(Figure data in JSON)
* * *

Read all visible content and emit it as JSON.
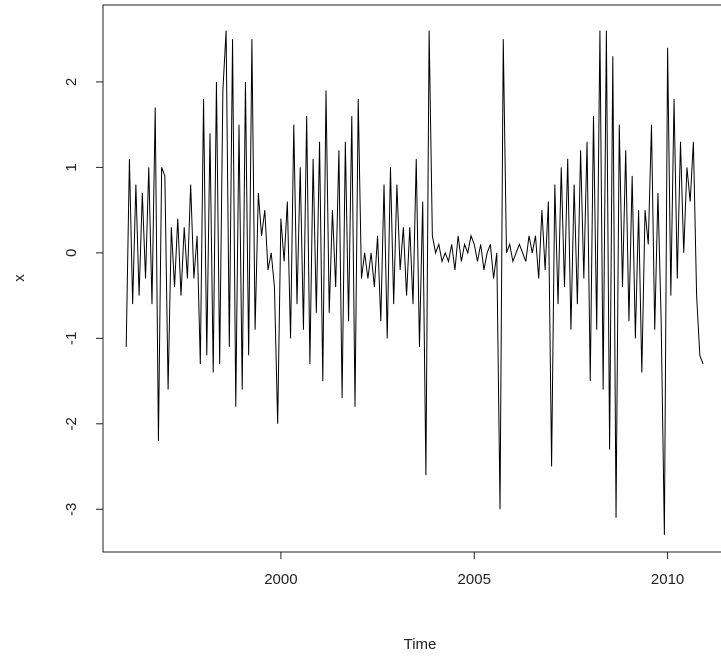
{
  "chart_data": {
    "type": "line",
    "xlabel": "Time",
    "ylabel": "x",
    "color": "#000000",
    "x": [
      1996,
      1996.0833,
      1996.1667,
      1996.25,
      1996.3333,
      1996.4167,
      1996.5,
      1996.5833,
      1996.6667,
      1996.75,
      1996.8333,
      1996.9167,
      1997,
      1997.0833,
      1997.1667,
      1997.25,
      1997.3333,
      1997.4167,
      1997.5,
      1997.5833,
      1997.6667,
      1997.75,
      1997.8333,
      1997.9167,
      1998,
      1998.0833,
      1998.1667,
      1998.25,
      1998.3333,
      1998.4167,
      1998.5,
      1998.5833,
      1998.6667,
      1998.75,
      1998.8333,
      1998.9167,
      1999,
      1999.0833,
      1999.1667,
      1999.25,
      1999.3333,
      1999.4167,
      1999.5,
      1999.5833,
      1999.6667,
      1999.75,
      1999.8333,
      1999.9167,
      2000,
      2000.0833,
      2000.1667,
      2000.25,
      2000.3333,
      2000.4167,
      2000.5,
      2000.5833,
      2000.6667,
      2000.75,
      2000.8333,
      2000.9167,
      2001,
      2001.0833,
      2001.1667,
      2001.25,
      2001.3333,
      2001.4167,
      2001.5,
      2001.5833,
      2001.6667,
      2001.75,
      2001.8333,
      2001.9167,
      2002,
      2002.0833,
      2002.1667,
      2002.25,
      2002.3333,
      2002.4167,
      2002.5,
      2002.5833,
      2002.6667,
      2002.75,
      2002.8333,
      2002.9167,
      2003,
      2003.0833,
      2003.1667,
      2003.25,
      2003.3333,
      2003.4167,
      2003.5,
      2003.5833,
      2003.6667,
      2003.75,
      2003.8333,
      2003.9167,
      2004,
      2004.0833,
      2004.1667,
      2004.25,
      2004.3333,
      2004.4167,
      2004.5,
      2004.5833,
      2004.6667,
      2004.75,
      2004.8333,
      2004.9167,
      2005,
      2005.0833,
      2005.1667,
      2005.25,
      2005.3333,
      2005.4167,
      2005.5,
      2005.5833,
      2005.6667,
      2005.75,
      2005.8333,
      2005.9167,
      2006,
      2006.0833,
      2006.1667,
      2006.25,
      2006.3333,
      2006.4167,
      2006.5,
      2006.5833,
      2006.6667,
      2006.75,
      2006.8333,
      2006.9167,
      2007,
      2007.0833,
      2007.1667,
      2007.25,
      2007.3333,
      2007.4167,
      2007.5,
      2007.5833,
      2007.6667,
      2007.75,
      2007.8333,
      2007.9167,
      2008,
      2008.0833,
      2008.1667,
      2008.25,
      2008.3333,
      2008.4167,
      2008.5,
      2008.5833,
      2008.6667,
      2008.75,
      2008.8333,
      2008.9167,
      2009,
      2009.0833,
      2009.1667,
      2009.25,
      2009.3333,
      2009.4167,
      2009.5,
      2009.5833,
      2009.6667,
      2009.75,
      2009.8333,
      2009.9167,
      2010,
      2010.0833,
      2010.1667,
      2010.25,
      2010.3333,
      2010.4167,
      2010.5,
      2010.5833,
      2010.6667,
      2010.75,
      2010.8333,
      2010.9167
    ],
    "values": [
      -1.1,
      1.1,
      -0.6,
      0.8,
      -0.5,
      0.7,
      -0.3,
      1.0,
      -0.6,
      1.7,
      -2.2,
      1.0,
      0.9,
      -1.6,
      0.3,
      -0.4,
      0.4,
      -0.5,
      0.3,
      -0.3,
      0.8,
      -0.3,
      0.2,
      -1.3,
      1.8,
      -1.2,
      1.4,
      -1.4,
      2.0,
      -1.3,
      1.9,
      2.6,
      -1.1,
      2.5,
      -1.8,
      1.5,
      -1.6,
      2.0,
      -1.2,
      2.5,
      -0.9,
      0.7,
      0.2,
      0.5,
      -0.2,
      0.0,
      -0.4,
      -2.0,
      0.4,
      -0.1,
      0.6,
      -1.0,
      1.5,
      -0.6,
      1.0,
      -0.9,
      1.6,
      -1.3,
      1.1,
      -0.7,
      1.3,
      -1.5,
      1.9,
      -0.7,
      0.5,
      -0.4,
      1.2,
      -1.7,
      1.3,
      -0.8,
      1.6,
      -1.8,
      1.8,
      -0.3,
      0.0,
      -0.3,
      0.0,
      -0.4,
      0.2,
      -0.8,
      0.8,
      -1.0,
      1.0,
      -0.6,
      0.8,
      -0.2,
      0.3,
      -0.5,
      0.3,
      -0.6,
      1.1,
      -1.1,
      0.6,
      -2.6,
      2.6,
      0.2,
      0.0,
      0.1,
      -0.1,
      0.0,
      -0.1,
      0.1,
      -0.2,
      0.2,
      -0.1,
      0.1,
      0.0,
      0.2,
      0.1,
      -0.1,
      0.1,
      -0.2,
      0.0,
      0.1,
      -0.3,
      0.0,
      -3.0,
      2.5,
      0.0,
      0.1,
      -0.1,
      0.0,
      0.1,
      0.0,
      -0.1,
      0.2,
      0.0,
      0.2,
      -0.3,
      0.5,
      -0.2,
      0.6,
      -2.5,
      0.8,
      -0.6,
      1.0,
      -0.4,
      1.1,
      -0.9,
      0.8,
      -0.6,
      1.2,
      -0.3,
      1.3,
      -1.5,
      1.6,
      -0.9,
      2.6,
      -1.6,
      2.6,
      -2.3,
      2.3,
      -3.1,
      1.5,
      -0.4,
      1.2,
      -0.8,
      0.9,
      -1.0,
      0.5,
      -1.4,
      0.5,
      0.1,
      1.5,
      -0.9,
      0.7,
      -0.8,
      -3.3,
      2.4,
      -0.5,
      1.8,
      -0.3,
      1.3,
      0.0,
      1.0,
      0.6,
      1.3,
      -0.5,
      -1.2,
      -1.3
    ],
    "xlim": [
      1995.4,
      2011.51
    ],
    "xticks": [
      2000,
      2005,
      2010
    ],
    "ylim": [
      -3.5,
      2.9
    ],
    "yticks": [
      -3,
      -2,
      -1,
      0,
      1,
      2
    ]
  }
}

* * *

• **What is required**
Exclude the pictures. Write out the remaining data exactly.

• **Answer to the task**
Read all visible content and emit it as JSON.
{
  "chart_data": {
    "type": "line",
    "xlabel": "Time",
    "ylabel": "x",
    "color": "#000000",
    "x": [
      1996,
      1996.0833,
      1996.1667,
      1996.25,
      1996.3333,
      1996.4167,
      1996.5,
      1996.5833,
      1996.6667,
      1996.75,
      1996.8333,
      1996.9167,
      1997,
      1997.0833,
      1997.1667,
      1997.25,
      1997.3333,
      1997.4167,
      1997.5,
      1997.5833,
      1997.6667,
      1997.75,
      1997.8333,
      1997.9167,
      1998,
      1998.0833,
      1998.1667,
      1998.25,
      1998.3333,
      1998.4167,
      1998.5,
      1998.5833,
      1998.6667,
      1998.75,
      1998.8333,
      1998.9167,
      1999,
      1999.0833,
      1999.1667,
      1999.25,
      1999.3333,
      1999.4167,
      1999.5,
      1999.5833,
      1999.6667,
      1999.75,
      1999.8333,
      1999.9167,
      2000,
      2000.0833,
      2000.1667,
      2000.25,
      2000.3333,
      2000.4167,
      2000.5,
      2000.5833,
      2000.6667,
      2000.75,
      2000.8333,
      2000.9167,
      2001,
      2001.0833,
      2001.1667,
      2001.25,
      2001.3333,
      2001.4167,
      2001.5,
      2001.5833,
      2001.6667,
      2001.75,
      2001.8333,
      2001.9167,
      2002,
      2002.0833,
      2002.1667,
      2002.25,
      2002.3333,
      2002.4167,
      2002.5,
      2002.5833,
      2002.6667,
      2002.75,
      2002.8333,
      2002.9167,
      2003,
      2003.0833,
      2003.1667,
      2003.25,
      2003.3333,
      2003.4167,
      2003.5,
      2003.5833,
      2003.6667,
      2003.75,
      2003.8333,
      2003.9167,
      2004,
      2004.0833,
      2004.1667,
      2004.25,
      2004.3333,
      2004.4167,
      2004.5,
      2004.5833,
      2004.6667,
      2004.75,
      2004.8333,
      2004.9167,
      2005,
      2005.0833,
      2005.1667,
      2005.25,
      2005.3333,
      2005.4167,
      2005.5,
      2005.5833,
      2005.6667,
      2005.75,
      2005.8333,
      2005.9167,
      2006,
      2006.0833,
      2006.1667,
      2006.25,
      2006.3333,
      2006.4167,
      2006.5,
      2006.5833,
      2006.6667,
      2006.75,
      2006.8333,
      2006.9167,
      2007,
      2007.0833,
      2007.1667,
      2007.25,
      2007.3333,
      2007.4167,
      2007.5,
      2007.5833,
      2007.6667,
      2007.75,
      2007.8333,
      2007.9167,
      2008,
      2008.0833,
      2008.1667,
      2008.25,
      2008.3333,
      2008.4167,
      2008.5,
      2008.5833,
      2008.6667,
      2008.75,
      2008.8333,
      2008.9167,
      2009,
      2009.0833,
      2009.1667,
      2009.25,
      2009.3333,
      2009.4167,
      2009.5,
      2009.5833,
      2009.6667,
      2009.75,
      2009.8333,
      2009.9167,
      2010,
      2010.0833,
      2010.1667,
      2010.25,
      2010.3333,
      2010.4167,
      2010.5,
      2010.5833,
      2010.6667,
      2010.75,
      2010.8333,
      2010.9167
    ],
    "values": [
      -1.1,
      1.1,
      -0.6,
      0.8,
      -0.5,
      0.7,
      -0.3,
      1.0,
      -0.6,
      1.7,
      -2.2,
      1.0,
      0.9,
      -1.6,
      0.3,
      -0.4,
      0.4,
      -0.5,
      0.3,
      -0.3,
      0.8,
      -0.3,
      0.2,
      -1.3,
      1.8,
      -1.2,
      1.4,
      -1.4,
      2.0,
      -1.3,
      1.9,
      2.6,
      -1.1,
      2.5,
      -1.8,
      1.5,
      -1.6,
      2.0,
      -1.2,
      2.5,
      -0.9,
      0.7,
      0.2,
      0.5,
      -0.2,
      0.0,
      -0.4,
      -2.0,
      0.4,
      -0.1,
      0.6,
      -1.0,
      1.5,
      -0.6,
      1.0,
      -0.9,
      1.6,
      -1.3,
      1.1,
      -0.7,
      1.3,
      -1.5,
      1.9,
      -0.7,
      0.5,
      -0.4,
      1.2,
      -1.7,
      1.3,
      -0.8,
      1.6,
      -1.8,
      1.8,
      -0.3,
      0.0,
      -0.3,
      0.0,
      -0.4,
      0.2,
      -0.8,
      0.8,
      -1.0,
      1.0,
      -0.6,
      0.8,
      -0.2,
      0.3,
      -0.5,
      0.3,
      -0.6,
      1.1,
      -1.1,
      0.6,
      -2.6,
      2.6,
      0.2,
      0.0,
      0.1,
      -0.1,
      0.0,
      -0.1,
      0.1,
      -0.2,
      0.2,
      -0.1,
      0.1,
      0.0,
      0.2,
      0.1,
      -0.1,
      0.1,
      -0.2,
      0.0,
      0.1,
      -0.3,
      0.0,
      -3.0,
      2.5,
      0.0,
      0.1,
      -0.1,
      0.0,
      0.1,
      0.0,
      -0.1,
      0.2,
      0.0,
      0.2,
      -0.3,
      0.5,
      -0.2,
      0.6,
      -2.5,
      0.8,
      -0.6,
      1.0,
      -0.4,
      1.1,
      -0.9,
      0.8,
      -0.6,
      1.2,
      -0.3,
      1.3,
      -1.5,
      1.6,
      -0.9,
      2.6,
      -1.6,
      2.6,
      -2.3,
      2.3,
      -3.1,
      1.5,
      -0.4,
      1.2,
      -0.8,
      0.9,
      -1.0,
      0.5,
      -1.4,
      0.5,
      0.1,
      1.5,
      -0.9,
      0.7,
      -0.8,
      -3.3,
      2.4,
      -0.5,
      1.8,
      -0.3,
      1.3,
      0.0,
      1.0,
      0.6,
      1.3,
      -0.5,
      -1.2,
      -1.3
    ],
    "xlim": [
      1995.4,
      2011.51
    ],
    "xticks": [
      2000,
      2005,
      2010
    ],
    "ylim": [
      -3.5,
      2.9
    ],
    "yticks": [
      -3,
      -2,
      -1,
      0,
      1,
      2
    ]
  }
}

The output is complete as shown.